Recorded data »
'''

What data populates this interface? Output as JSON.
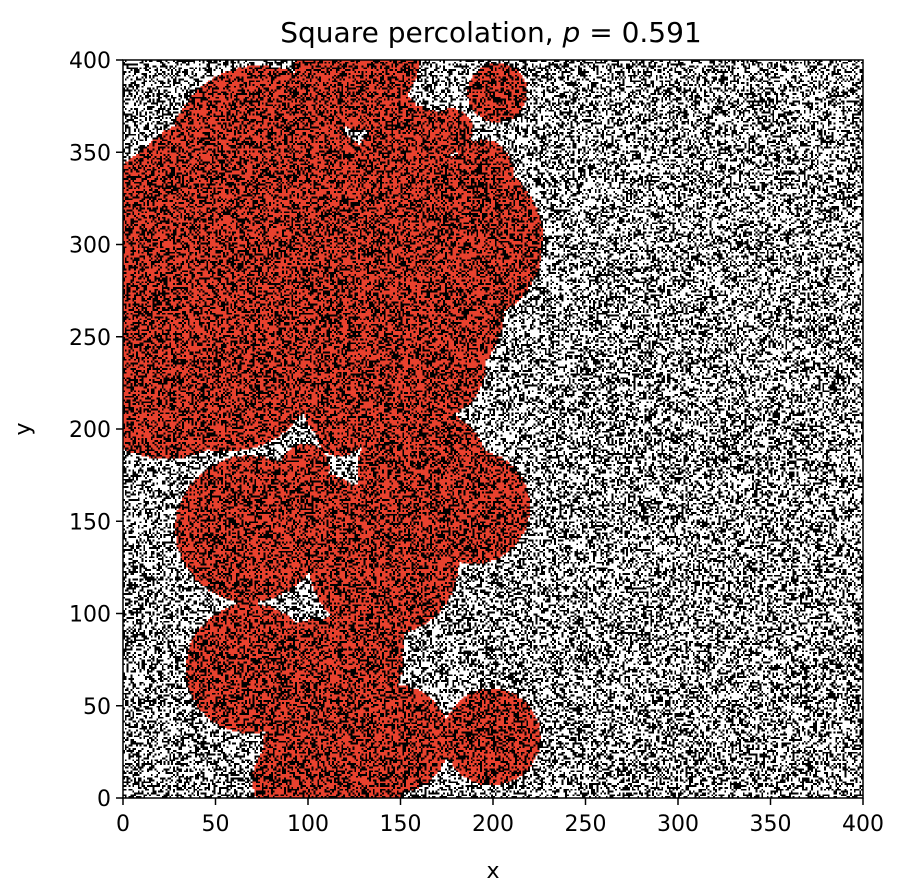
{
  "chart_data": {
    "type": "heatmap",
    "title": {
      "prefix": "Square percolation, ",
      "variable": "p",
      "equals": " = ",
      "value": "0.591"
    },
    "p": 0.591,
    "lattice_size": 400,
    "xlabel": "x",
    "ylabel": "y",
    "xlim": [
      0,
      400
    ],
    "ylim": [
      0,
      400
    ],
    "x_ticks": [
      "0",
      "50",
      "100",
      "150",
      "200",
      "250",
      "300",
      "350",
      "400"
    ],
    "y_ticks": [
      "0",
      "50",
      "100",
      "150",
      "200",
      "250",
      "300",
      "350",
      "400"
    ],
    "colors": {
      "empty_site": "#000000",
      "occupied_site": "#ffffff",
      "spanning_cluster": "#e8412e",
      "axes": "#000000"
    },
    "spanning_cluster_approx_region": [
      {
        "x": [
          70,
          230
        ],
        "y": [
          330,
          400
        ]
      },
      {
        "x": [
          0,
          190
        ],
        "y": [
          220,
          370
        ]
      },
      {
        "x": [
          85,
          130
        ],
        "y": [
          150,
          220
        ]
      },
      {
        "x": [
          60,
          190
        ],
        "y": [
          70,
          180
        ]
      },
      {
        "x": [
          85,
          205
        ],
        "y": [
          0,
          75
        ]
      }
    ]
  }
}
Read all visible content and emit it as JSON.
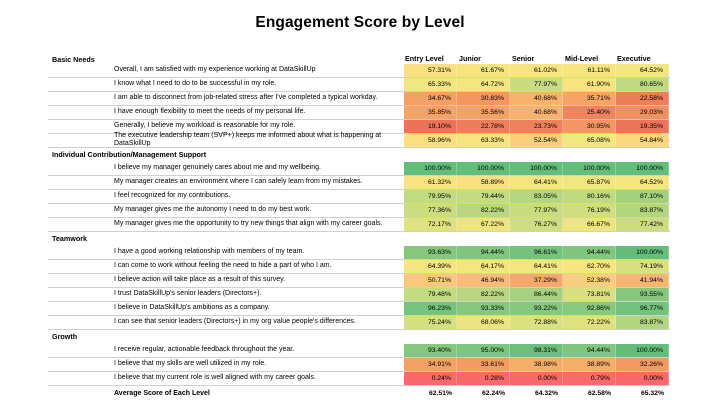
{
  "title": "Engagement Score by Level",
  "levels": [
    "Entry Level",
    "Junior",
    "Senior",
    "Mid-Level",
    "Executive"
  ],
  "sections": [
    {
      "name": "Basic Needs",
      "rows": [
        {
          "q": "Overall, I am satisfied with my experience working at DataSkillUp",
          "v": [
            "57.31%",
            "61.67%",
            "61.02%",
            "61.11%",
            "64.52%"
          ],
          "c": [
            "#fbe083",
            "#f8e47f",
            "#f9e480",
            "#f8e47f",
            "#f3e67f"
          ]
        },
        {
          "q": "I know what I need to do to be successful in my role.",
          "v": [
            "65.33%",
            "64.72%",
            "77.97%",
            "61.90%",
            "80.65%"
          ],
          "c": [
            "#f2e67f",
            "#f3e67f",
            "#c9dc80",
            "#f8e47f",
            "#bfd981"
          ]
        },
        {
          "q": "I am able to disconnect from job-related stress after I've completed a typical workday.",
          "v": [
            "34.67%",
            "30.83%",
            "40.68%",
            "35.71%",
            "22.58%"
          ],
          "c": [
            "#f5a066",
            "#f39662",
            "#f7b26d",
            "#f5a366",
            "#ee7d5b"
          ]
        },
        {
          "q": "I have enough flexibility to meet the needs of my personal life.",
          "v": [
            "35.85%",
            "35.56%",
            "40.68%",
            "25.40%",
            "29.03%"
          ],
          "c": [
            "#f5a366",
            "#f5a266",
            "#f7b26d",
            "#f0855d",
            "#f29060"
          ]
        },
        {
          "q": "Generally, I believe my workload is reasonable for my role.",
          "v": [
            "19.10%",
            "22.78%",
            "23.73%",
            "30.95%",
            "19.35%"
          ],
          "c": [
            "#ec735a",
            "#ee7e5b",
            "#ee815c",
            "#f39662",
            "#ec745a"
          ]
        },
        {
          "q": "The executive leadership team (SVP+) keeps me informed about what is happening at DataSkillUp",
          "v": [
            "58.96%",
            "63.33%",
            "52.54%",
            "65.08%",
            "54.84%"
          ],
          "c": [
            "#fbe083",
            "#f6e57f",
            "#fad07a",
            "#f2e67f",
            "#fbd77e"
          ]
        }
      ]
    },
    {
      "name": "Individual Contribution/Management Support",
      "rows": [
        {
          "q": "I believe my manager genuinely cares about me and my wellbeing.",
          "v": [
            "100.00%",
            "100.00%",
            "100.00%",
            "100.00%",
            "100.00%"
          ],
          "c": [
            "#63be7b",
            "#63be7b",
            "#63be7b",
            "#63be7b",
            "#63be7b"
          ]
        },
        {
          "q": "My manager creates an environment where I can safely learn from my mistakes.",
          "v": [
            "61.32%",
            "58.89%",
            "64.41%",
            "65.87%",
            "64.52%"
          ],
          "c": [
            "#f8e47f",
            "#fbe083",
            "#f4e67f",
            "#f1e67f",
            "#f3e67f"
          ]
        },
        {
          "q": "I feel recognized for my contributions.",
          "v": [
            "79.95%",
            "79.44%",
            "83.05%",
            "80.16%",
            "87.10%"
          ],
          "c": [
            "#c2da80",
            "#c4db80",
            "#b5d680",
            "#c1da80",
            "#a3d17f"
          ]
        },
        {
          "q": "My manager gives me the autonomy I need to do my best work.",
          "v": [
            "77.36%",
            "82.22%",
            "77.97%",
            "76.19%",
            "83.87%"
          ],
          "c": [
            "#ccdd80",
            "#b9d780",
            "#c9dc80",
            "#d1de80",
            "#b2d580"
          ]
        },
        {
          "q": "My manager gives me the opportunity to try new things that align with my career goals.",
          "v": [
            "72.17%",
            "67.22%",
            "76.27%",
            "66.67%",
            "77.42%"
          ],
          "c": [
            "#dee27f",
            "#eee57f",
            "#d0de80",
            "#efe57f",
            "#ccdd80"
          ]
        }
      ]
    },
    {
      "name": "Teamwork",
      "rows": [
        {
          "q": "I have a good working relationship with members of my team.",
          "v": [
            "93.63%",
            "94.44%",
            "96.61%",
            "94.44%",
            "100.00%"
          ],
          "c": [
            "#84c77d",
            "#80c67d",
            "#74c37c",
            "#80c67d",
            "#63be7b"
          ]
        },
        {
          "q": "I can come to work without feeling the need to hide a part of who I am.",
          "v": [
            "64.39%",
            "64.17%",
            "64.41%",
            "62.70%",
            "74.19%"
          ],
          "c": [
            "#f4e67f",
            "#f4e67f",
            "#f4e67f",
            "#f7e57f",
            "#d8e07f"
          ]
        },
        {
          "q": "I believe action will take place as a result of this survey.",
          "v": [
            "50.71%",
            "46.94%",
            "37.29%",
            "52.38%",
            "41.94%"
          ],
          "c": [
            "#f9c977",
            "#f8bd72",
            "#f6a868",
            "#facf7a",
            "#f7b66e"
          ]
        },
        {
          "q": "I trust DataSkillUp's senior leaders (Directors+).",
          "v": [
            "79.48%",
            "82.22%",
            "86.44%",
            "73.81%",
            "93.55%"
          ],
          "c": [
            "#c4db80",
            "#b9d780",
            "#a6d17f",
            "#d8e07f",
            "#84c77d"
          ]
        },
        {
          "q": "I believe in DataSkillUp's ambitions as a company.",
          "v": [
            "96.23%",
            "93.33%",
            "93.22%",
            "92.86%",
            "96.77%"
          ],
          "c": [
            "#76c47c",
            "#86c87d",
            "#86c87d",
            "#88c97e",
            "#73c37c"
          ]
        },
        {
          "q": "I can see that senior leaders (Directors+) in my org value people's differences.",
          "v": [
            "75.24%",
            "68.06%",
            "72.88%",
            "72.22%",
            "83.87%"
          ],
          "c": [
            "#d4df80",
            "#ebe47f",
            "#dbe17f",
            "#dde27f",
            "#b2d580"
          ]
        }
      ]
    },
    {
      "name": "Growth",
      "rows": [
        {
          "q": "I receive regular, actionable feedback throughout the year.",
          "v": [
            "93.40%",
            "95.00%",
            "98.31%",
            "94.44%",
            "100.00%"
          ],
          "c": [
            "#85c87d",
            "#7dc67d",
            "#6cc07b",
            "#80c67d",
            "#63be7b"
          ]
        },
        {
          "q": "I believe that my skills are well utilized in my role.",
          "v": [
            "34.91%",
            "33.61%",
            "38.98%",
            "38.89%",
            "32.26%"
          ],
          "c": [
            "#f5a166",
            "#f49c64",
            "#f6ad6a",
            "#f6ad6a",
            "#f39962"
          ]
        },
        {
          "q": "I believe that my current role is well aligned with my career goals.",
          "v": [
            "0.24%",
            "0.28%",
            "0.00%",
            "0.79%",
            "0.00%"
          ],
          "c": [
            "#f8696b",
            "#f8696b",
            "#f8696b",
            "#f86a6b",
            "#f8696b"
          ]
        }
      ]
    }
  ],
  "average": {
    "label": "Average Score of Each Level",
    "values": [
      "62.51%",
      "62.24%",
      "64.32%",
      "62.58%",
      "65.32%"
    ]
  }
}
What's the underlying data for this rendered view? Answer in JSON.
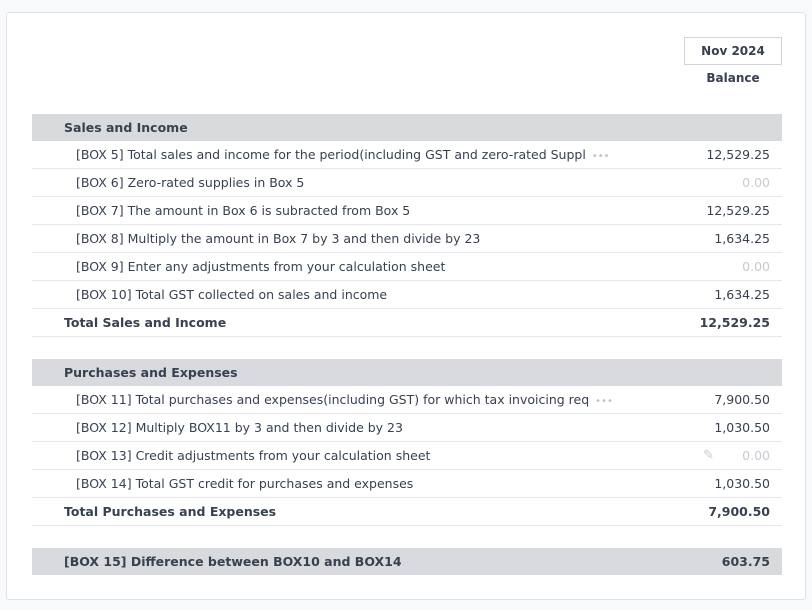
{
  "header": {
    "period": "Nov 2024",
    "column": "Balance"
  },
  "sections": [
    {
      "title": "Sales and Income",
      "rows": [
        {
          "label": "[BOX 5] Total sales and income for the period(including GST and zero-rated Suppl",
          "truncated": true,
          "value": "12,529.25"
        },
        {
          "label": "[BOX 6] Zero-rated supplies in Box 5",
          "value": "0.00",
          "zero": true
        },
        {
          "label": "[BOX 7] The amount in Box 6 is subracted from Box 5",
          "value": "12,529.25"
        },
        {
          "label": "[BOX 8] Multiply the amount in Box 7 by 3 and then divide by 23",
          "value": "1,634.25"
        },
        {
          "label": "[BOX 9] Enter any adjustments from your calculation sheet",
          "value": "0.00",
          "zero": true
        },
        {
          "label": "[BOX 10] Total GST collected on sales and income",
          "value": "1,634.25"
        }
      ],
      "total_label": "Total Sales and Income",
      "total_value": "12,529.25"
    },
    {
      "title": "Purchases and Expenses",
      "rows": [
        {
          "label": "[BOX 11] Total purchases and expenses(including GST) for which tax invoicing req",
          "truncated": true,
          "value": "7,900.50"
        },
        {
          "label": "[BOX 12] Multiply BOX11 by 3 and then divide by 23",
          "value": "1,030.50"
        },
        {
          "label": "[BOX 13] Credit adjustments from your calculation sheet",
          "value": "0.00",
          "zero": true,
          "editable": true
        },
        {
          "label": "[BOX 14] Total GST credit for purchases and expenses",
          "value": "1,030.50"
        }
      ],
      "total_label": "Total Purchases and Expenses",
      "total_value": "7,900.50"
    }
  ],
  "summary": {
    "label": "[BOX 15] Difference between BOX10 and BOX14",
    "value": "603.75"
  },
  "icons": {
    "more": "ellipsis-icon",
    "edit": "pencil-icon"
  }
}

'''

In the data above, find the line containing "What's the underlying"; from there, please write out each line through the end, exactly, with the pictures omitted.

What's the underlying data for this rendered view? Answer in JSON.
{
  "header": {
    "period": "Nov 2024",
    "column": "Balance"
  },
  "sections": [
    {
      "title": "Sales and Income",
      "rows": [
        {
          "label": "[BOX 5] Total sales and income for the period(including GST and zero-rated Suppl",
          "truncated": true,
          "value": "12,529.25"
        },
        {
          "label": "[BOX 6] Zero-rated supplies in Box 5",
          "value": "0.00",
          "zero": true
        },
        {
          "label": "[BOX 7] The amount in Box 6 is subracted from Box 5",
          "value": "12,529.25"
        },
        {
          "label": "[BOX 8] Multiply the amount in Box 7 by 3 and then divide by 23",
          "value": "1,634.25"
        },
        {
          "label": "[BOX 9] Enter any adjustments from your calculation sheet",
          "value": "0.00",
          "zero": true
        },
        {
          "label": "[BOX 10] Total GST collected on sales and income",
          "value": "1,634.25"
        }
      ],
      "total_label": "Total Sales and Income",
      "total_value": "12,529.25"
    },
    {
      "title": "Purchases and Expenses",
      "rows": [
        {
          "label": "[BOX 11] Total purchases and expenses(including GST) for which tax invoicing req",
          "truncated": true,
          "value": "7,900.50"
        },
        {
          "label": "[BOX 12] Multiply BOX11 by 3 and then divide by 23",
          "value": "1,030.50"
        },
        {
          "label": "[BOX 13] Credit adjustments from your calculation sheet",
          "value": "0.00",
          "zero": true,
          "editable": true
        },
        {
          "label": "[BOX 14] Total GST credit for purchases and expenses",
          "value": "1,030.50"
        }
      ],
      "total_label": "Total Purchases and Expenses",
      "total_value": "7,900.50"
    }
  ],
  "summary": {
    "label": "[BOX 15] Difference between BOX10 and BOX14",
    "value": "603.75"
  },
  "icons": {
    "more": "ellipsis-icon",
    "edit": "pencil-icon"
  }
}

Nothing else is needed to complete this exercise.